What the task asks
From the entries that follow, list every line in which the string "screenshot" appears.

Dataset records

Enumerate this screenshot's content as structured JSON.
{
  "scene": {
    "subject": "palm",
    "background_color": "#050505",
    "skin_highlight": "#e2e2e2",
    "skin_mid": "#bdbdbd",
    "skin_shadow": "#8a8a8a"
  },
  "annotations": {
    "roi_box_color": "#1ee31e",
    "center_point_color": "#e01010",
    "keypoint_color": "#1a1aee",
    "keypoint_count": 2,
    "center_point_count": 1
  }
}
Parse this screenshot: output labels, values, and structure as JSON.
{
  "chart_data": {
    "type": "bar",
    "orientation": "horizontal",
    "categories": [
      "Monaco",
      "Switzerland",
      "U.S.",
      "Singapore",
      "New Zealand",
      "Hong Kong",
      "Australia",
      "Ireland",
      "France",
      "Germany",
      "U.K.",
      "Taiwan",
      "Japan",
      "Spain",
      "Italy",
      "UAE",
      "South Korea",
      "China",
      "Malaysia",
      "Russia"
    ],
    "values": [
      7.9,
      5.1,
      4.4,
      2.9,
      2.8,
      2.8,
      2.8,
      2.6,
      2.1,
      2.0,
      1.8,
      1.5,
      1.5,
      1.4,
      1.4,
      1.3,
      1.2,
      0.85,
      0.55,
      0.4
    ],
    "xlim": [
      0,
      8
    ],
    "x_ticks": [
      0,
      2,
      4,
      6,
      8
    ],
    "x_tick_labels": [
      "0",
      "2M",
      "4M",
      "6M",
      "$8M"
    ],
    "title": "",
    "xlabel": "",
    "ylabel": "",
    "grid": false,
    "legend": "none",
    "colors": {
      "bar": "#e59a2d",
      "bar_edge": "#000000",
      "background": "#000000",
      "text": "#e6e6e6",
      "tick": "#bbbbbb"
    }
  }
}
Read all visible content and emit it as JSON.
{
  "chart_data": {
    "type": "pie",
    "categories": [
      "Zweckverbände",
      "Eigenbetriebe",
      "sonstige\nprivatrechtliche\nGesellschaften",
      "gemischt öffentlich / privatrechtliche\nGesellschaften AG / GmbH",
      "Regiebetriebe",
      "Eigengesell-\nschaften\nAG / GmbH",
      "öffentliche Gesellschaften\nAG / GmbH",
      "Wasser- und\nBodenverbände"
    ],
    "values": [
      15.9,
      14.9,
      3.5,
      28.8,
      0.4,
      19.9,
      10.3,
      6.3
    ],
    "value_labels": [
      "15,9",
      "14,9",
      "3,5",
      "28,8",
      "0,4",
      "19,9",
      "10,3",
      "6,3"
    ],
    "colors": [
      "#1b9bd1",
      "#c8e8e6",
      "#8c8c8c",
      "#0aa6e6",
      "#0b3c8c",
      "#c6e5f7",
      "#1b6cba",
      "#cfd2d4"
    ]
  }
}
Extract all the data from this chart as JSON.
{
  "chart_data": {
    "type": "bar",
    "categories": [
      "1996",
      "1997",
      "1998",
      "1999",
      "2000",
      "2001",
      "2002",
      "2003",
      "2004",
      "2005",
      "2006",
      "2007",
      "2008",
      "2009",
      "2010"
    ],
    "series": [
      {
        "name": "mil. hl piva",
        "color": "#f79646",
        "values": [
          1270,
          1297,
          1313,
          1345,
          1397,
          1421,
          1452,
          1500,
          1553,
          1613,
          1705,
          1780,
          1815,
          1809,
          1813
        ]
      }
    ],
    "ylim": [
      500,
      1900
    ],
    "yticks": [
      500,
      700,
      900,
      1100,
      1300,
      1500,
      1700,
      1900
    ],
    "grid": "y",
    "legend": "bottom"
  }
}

Answer to the problem
Enumerate this screenshot's content as structured JSON.
Parse this screenshot: output labels, values, and structure as JSON.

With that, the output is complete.